SUPPLIED RECORDS:
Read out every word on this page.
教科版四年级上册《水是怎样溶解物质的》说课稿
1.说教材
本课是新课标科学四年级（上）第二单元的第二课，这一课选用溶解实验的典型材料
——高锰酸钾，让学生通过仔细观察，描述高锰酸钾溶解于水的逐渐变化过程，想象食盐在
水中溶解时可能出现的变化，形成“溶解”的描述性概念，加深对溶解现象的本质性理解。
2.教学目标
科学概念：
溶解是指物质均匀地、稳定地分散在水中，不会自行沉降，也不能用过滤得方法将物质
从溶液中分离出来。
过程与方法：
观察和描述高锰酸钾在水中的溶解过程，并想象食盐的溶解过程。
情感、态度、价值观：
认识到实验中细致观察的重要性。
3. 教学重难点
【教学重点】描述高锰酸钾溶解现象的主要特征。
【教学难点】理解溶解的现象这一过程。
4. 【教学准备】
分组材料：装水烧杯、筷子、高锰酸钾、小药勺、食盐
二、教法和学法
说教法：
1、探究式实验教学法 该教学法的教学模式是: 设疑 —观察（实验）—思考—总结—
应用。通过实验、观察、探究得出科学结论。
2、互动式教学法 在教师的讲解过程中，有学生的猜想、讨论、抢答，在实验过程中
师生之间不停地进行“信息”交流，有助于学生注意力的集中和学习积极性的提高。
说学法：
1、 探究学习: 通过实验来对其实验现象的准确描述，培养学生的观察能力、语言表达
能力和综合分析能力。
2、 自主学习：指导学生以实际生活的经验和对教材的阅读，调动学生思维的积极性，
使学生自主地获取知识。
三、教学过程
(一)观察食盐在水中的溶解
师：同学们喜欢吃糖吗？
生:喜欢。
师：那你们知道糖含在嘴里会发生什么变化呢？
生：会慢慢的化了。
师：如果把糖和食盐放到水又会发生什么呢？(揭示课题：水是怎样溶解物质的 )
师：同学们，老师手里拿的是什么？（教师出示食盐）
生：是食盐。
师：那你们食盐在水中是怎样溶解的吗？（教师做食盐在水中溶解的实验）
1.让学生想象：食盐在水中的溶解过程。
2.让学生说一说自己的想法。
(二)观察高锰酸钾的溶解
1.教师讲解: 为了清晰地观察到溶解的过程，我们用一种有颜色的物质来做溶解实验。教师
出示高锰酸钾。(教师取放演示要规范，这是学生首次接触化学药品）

WHAT IS NEEDED:
Write out the whole listing again. Match it word for word.

WRITTEN ANSWER:
Read out every word on this page.
教科版四年级上册《水是怎样溶解物质的》说课稿
1.说教材
本课是新课标科学四年级（上）第二单元的第二课，这一课选用溶解实验的典型材料
——高锰酸钾，让学生通过仔细观察，描述高锰酸钾溶解于水的逐渐变化过程，想象食盐在
水中溶解时可能出现的变化，形成“溶解”的描述性概念，加深对溶解现象的本质性理解。
2.教学目标
科学概念：
溶解是指物质均匀地、稳定地分散在水中，不会自行沉降，也不能用过滤得方法将物质
从溶液中分离出来。
过程与方法：
观察和描述高锰酸钾在水中的溶解过程，并想象食盐的溶解过程。
情感、态度、价值观：
认识到实验中细致观察的重要性。
3. 教学重难点
【教学重点】描述高锰酸钾溶解现象的主要特征。
【教学难点】理解溶解的现象这一过程。
4. 【教学准备】
分组材料：装水烧杯、筷子、高锰酸钾、小药勺、食盐
二、教法和学法
说教法：
1、探究式实验教学法 该教学法的教学模式是: 设疑 —观察（实验）—思考—总结—
应用。通过实验、观察、探究得出科学结论。
2、互动式教学法 在教师的讲解过程中，有学生的猜想、讨论、抢答，在实验过程中
师生之间不停地进行“信息”交流，有助于学生注意力的集中和学习积极性的提高。
说学法：
1、 探究学习: 通过实验来对其实验现象的准确描述，培养学生的观察能力、语言表达
能力和综合分析能力。
2、 自主学习：指导学生以实际生活的经验和对教材的阅读，调动学生思维的积极性，
使学生自主地获取知识。
三、教学过程
(一)观察食盐在水中的溶解
师：同学们喜欢吃糖吗？
生:喜欢。
师：那你们知道糖含在嘴里会发生什么变化呢？
生：会慢慢的化了。
师：如果把糖和食盐放到水又会发生什么呢？(揭示课题：水是怎样溶解物质的 )
师：同学们，老师手里拿的是什么？（教师出示食盐）
生：是食盐。
师：那你们食盐在水中是怎样溶解的吗？（教师做食盐在水中溶解的实验）
1.让学生想象：食盐在水中的溶解过程。
2.让学生说一说自己的想法。
(二)观察高锰酸钾的溶解
1.教师讲解: 为了清晰地观察到溶解的过程，我们用一种有颜色的物质来做溶解实验。教师
出示高锰酸钾。(教师取放演示要规范，这是学生首次接触化学药品）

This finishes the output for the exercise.